Task to complete: Repeat the following lines exactly and nothing else: the line containing "What data was" and each line after it through the end of the listing.

Data rows:
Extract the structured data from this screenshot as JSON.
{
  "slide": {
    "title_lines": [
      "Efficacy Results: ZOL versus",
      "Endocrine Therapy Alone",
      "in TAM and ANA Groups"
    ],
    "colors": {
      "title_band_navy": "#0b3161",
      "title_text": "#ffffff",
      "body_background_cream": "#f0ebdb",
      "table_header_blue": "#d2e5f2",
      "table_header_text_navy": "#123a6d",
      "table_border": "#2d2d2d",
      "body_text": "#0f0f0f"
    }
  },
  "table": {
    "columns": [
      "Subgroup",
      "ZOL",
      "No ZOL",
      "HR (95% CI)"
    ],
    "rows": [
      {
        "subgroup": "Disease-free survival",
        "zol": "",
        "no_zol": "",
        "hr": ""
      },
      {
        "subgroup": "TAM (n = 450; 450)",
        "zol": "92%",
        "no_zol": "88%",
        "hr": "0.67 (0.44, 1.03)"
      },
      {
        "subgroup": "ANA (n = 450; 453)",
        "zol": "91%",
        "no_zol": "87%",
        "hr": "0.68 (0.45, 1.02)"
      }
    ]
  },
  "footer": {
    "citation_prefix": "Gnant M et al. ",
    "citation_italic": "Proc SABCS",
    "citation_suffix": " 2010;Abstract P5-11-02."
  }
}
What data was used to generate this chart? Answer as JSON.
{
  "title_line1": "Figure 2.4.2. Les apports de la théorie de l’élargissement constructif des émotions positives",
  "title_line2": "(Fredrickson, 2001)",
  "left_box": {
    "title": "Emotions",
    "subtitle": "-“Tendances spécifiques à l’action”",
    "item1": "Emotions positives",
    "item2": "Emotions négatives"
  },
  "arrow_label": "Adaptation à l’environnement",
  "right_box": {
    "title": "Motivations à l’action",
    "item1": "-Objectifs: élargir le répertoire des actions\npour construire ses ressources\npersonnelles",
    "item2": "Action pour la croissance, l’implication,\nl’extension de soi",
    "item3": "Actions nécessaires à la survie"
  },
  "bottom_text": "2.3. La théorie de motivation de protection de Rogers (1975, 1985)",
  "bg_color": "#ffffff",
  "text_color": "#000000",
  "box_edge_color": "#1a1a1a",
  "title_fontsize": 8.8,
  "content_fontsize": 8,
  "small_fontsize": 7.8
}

Answer to this task:
What data was used to generate this chart? Answer as JSON.
{
  "title_line1": "Figure 2.4.2. Les apports de la théorie de l’élargissement constructif des émotions positives",
  "title_line2": "(Fredrickson, 2001)",
  "left_box": {
    "title": "Emotions",
    "subtitle": "-“Tendances spécifiques à l’action”",
    "item1": "Emotions positives",
    "item2": "Emotions négatives"
  },
  "arrow_label": "Adaptation à l’environnement",
  "right_box": {
    "title": "Motivations à l’action",
    "item1": "-Objectifs: élargir le répertoire des actions\npour construire ses ressources\npersonnelles",
    "item2": "Action pour la croissance, l’implication,\nl’extension de soi",
    "item3": "Actions nécessaires à la survie"
  },
  "bottom_text": "2.3. La théorie de motivation de protection de Rogers (1975, 1985)",
  "bg_color": "#ffffff",
  "text_color": "#000000",
  "box_edge_color": "#1a1a1a",
  "title_fontsize": 8.8,
  "content_fontsize": 8,
  "small_fontsize": 7.8
}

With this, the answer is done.